◆ **What to do**: Copy each line below in which the string "statt" occurs.

◆ **Extracted information**:
— START —

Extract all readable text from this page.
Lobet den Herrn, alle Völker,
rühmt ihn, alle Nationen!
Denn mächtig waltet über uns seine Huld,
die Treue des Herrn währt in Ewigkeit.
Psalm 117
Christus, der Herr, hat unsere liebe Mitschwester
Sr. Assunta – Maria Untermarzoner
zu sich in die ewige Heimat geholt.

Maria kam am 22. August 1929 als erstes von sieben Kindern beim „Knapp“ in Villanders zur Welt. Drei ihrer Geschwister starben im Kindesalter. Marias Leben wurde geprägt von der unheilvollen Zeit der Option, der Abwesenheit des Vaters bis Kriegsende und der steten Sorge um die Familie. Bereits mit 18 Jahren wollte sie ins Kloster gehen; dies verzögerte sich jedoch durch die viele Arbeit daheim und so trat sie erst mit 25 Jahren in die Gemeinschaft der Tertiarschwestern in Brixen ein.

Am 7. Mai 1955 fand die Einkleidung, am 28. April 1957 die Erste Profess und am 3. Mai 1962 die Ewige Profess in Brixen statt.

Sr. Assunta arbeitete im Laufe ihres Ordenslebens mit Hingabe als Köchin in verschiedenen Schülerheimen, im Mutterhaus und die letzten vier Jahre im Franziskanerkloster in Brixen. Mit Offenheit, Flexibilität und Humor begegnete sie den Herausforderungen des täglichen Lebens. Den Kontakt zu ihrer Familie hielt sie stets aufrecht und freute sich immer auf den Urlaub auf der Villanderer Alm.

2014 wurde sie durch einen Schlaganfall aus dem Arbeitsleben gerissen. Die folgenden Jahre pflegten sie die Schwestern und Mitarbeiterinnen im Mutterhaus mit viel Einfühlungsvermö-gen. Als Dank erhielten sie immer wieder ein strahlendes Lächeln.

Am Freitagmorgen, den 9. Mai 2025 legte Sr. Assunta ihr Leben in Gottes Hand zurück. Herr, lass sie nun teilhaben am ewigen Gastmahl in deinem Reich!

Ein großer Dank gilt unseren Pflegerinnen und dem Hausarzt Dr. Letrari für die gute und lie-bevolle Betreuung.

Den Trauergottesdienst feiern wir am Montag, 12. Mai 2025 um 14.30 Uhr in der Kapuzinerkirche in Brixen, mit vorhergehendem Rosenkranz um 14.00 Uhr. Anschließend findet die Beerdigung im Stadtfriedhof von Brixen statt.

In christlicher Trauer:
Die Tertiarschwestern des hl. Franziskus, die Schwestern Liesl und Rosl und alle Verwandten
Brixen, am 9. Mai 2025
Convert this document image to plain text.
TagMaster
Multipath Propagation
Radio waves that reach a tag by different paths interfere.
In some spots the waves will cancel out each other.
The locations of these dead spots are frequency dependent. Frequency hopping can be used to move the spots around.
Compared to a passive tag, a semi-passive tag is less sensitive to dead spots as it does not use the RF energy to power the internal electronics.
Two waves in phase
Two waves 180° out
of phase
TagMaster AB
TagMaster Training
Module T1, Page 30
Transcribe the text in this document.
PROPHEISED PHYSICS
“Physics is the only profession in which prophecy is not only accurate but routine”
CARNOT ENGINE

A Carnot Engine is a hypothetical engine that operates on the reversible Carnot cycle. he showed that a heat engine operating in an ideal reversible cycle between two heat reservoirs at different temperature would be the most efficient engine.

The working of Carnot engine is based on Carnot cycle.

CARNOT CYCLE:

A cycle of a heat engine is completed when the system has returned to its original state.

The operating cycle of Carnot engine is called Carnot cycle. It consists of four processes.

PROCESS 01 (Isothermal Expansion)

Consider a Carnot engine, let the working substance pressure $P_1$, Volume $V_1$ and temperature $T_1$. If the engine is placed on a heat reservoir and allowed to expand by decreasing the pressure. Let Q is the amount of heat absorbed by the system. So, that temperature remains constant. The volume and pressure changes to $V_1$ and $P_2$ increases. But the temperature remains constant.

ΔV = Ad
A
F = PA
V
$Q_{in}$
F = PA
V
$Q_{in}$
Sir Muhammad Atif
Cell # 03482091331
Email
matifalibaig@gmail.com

— END —

◆ **Result of the exercise**:
Am 7. Mai 1955 fand die Einkleidung, am 28. April 1957 die Erste Profess und am 3. Mai 1962 die Ewige Profess in Brixen statt.
Den Trauergottesdienst feiern wir am Montag, 12. Mai 2025 um 14.30 Uhr in der Kapuzinerkirche in Brixen, mit vorhergehendem Rosenkranz um 14.00 Uhr. Anschließend findet die Beerdigung im Stadtfriedhof von Brixen statt.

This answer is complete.